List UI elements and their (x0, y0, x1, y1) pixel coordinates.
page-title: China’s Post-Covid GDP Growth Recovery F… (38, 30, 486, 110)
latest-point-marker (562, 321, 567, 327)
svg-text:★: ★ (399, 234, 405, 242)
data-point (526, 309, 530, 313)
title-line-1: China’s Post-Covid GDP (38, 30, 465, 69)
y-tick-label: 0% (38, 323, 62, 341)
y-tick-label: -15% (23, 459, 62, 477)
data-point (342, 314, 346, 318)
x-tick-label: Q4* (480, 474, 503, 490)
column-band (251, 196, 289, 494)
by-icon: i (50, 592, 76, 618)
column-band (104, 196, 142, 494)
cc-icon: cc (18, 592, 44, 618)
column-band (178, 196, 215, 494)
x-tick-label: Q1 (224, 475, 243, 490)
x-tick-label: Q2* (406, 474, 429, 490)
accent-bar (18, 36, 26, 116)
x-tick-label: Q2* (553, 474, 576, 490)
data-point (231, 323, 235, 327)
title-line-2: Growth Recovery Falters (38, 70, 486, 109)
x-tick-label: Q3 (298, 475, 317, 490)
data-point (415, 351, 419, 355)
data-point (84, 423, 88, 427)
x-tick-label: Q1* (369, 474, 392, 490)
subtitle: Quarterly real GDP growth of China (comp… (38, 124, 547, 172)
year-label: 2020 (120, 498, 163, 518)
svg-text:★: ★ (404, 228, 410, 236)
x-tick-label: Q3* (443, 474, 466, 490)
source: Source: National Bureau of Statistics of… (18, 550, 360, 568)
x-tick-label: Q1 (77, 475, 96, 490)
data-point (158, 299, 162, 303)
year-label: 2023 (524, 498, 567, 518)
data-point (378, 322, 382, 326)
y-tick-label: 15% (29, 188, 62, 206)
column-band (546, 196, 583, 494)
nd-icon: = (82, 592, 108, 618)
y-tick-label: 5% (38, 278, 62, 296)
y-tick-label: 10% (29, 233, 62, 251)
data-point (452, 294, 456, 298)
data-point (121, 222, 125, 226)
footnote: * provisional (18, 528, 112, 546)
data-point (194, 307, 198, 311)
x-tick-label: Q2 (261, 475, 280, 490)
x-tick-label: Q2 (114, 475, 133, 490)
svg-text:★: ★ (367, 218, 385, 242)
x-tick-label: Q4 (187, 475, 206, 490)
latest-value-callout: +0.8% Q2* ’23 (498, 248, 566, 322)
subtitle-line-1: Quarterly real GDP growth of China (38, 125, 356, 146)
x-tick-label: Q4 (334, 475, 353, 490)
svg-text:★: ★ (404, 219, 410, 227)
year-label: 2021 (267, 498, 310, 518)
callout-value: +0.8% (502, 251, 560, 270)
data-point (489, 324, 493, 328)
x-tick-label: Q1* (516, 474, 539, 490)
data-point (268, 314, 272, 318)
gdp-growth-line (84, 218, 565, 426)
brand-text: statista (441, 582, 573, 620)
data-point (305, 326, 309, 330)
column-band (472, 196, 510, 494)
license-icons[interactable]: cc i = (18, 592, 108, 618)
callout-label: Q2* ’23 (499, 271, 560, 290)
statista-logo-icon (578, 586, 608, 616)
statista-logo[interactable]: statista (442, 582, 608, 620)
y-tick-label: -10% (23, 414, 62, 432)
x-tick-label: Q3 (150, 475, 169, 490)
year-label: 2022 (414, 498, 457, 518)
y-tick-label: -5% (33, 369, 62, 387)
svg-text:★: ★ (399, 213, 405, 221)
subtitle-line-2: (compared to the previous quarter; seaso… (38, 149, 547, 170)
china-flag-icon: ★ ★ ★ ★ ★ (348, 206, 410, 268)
—————
Given request
Copy the rows again word for word, beginning with the first one and going through the one that contains "title-line-1: China’s Post-Covid".

Full solution
List UI elements and their (x0, y0, x1, y1) pixel coordinates.
page-title: China’s Post-Covid GDP Growth Recovery F… (38, 30, 486, 110)
latest-point-marker (562, 321, 567, 327)
svg-text:★: ★ (399, 234, 405, 242)
data-point (526, 309, 530, 313)
title-line-1: China’s Post-Covid GDP (38, 30, 465, 69)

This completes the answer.